HEI says profits up 17.7 percent for quarter

By Frank Cho
Advertiser Staff Writer

Hawaiian Electric Industries Inc. said fourth-quarter profit from continuing operations rose 17.7 percent from a year ago, reflecting increased bank and electric utility income.

HEI, the parent of Hawai'i's biggest utility company and third-largest financial institution, said profit from continuing operations for the quarter that ended Dec. 31 rose to $25.2 million, 73 cents a share, from $21.4 million, or 65 cents, in the same year-earlier period.

The company said last year it would divest all of its overseas operations to focus on its Hawaii Electric Co. utility and American Savings Bank subsidiary.

On an annual basis, the company said net income from continuing operations fell 1.5 percent last year to $107.8 million, or $3.19 per share, compared with $109.3 million, or $3.36, in 2000.

"The downturn in Hawai'i tourism post-Sept. 11 continues to present challenges to maintaining earnings," said Robert Clarke, HEI's chairman, president and chief executive officer, in a statement. "We managed to meet these challenges in 2001 through cost containment efforts at the utility and active asset and liability management."

Utility net income was $88.3 million for 2001, up 1.2 percent from $87.3 million in the previous year. Kilowatt-hour sales were up 1.1 percent during that same period because of warmer weather and a growing state economy before Sept. 11, the company said.

The quarterly and the annual earnings beat Wall Street's average forecasts of 67 cents a share in the fourth quarter and $3.12 for the year.

The company said it will pay a dividend of 62 cents per share to shareholders of record as of March 11.
□ □ □ □
Tasks and exercises »
• 1. Answer these questions from the article on HEI's earnings:
(a) What was HEI's fourth-quarter profit from continuing operations?
(b) What dividend per share will the company pay?
(c) What was Wall Street's average forecast for the year, per share?
• 2. Based on the article on HEI's earnings, mark each statement yes or no, and quote the words that decide it:
(a) HEI's annual net income from continuing operations rose in 2001.
(b) Utility net income was higher in 2001 than in the year before.
(c) The company planned to keep its overseas operations.
• 3. Retype a passage from the article on HEI's earnings word for word. Start at the words "HEI says profits" and stop after "Savings Bank subsidiary.".
These rows have nothing to do with the article on HEI's earnings.

(Layout annotation rows)
□ □ □ □
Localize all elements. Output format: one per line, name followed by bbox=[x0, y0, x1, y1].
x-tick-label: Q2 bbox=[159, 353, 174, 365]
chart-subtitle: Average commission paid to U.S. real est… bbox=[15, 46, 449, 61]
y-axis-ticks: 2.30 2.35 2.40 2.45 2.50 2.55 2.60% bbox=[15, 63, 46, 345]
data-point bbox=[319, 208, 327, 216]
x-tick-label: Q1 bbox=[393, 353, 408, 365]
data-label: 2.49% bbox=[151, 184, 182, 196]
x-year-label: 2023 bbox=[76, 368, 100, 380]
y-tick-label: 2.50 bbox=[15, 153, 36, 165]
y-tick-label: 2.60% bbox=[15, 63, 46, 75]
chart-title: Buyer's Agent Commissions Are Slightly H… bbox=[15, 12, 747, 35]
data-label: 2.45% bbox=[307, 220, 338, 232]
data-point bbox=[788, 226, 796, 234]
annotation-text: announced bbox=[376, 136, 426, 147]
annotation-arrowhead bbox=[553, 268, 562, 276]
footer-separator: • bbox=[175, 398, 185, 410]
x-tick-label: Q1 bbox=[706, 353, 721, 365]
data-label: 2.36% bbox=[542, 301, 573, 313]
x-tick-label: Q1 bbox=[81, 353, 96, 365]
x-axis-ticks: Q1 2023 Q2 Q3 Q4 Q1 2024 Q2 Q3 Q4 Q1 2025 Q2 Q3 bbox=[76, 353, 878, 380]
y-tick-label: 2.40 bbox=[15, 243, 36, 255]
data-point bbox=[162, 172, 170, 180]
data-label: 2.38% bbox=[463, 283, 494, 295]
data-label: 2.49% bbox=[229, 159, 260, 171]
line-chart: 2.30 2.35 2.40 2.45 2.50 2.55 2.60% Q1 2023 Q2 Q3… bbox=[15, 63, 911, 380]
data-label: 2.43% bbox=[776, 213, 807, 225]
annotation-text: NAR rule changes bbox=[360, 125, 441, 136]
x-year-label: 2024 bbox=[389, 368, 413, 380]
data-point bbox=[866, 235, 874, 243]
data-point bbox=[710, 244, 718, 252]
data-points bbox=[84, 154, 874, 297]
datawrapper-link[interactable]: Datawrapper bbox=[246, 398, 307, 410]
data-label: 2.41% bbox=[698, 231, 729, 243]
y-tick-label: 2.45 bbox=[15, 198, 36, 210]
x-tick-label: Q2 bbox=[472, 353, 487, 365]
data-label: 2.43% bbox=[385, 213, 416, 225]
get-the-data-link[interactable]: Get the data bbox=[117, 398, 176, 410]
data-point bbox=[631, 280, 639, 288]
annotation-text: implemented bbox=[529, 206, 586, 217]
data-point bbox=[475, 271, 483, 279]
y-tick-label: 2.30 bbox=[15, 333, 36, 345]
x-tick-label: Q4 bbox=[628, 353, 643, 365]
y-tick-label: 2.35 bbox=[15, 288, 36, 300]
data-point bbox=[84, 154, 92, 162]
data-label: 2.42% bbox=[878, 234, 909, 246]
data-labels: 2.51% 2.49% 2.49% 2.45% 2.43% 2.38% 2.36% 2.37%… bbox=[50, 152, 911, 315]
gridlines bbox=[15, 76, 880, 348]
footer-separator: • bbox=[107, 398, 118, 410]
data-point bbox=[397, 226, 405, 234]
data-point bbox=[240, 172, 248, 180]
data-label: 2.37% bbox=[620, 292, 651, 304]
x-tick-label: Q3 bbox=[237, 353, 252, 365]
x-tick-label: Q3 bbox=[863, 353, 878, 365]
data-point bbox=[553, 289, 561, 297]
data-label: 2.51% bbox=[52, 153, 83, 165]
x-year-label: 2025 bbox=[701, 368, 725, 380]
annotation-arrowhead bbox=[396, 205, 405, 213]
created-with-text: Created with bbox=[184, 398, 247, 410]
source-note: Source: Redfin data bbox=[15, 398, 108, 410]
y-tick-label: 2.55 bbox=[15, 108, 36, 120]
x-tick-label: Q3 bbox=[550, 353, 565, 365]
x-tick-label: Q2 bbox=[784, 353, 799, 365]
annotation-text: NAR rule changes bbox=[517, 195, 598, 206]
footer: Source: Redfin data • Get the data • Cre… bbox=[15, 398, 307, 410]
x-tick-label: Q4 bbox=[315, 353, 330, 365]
□ □ □ □
Solved tasks »
• 1.
(a) $25.2 million, or 73 cents a share
(b) 62 cents per share
(c) $3.12

• 2.
(a) No: "net income from continuing operations fell 1.5 percent last year to $107.8 million"
(b) Yes: "Utility net income was $88.3 million for 2001, up 1.2 percent from $87.3 million in the previous year."
(c) No: "it would divest all of its overseas operations"

• 3.
HEI says profits up 17.7 percent for quarter

By Frank Cho
Advertiser Staff Writer

Hawaiian Electric Industries Inc. said fourth-quarter profit from continuing operations rose 17.7 percent from a year ago, reflecting increased bank and electric utility income.

HEI, the parent of Hawai'i's biggest utility company and third-largest financial institution, said profit from continuing operations for the quarter that ended Dec. 31 rose to $25.2 million, 73 cents a share, from $21.4 million, or 65 cents, in the same year-earlier period.

The company said last year it would divest all of its overseas operations to focus on its Hawaii Electric Co. utility and American Savings Bank subsidiary.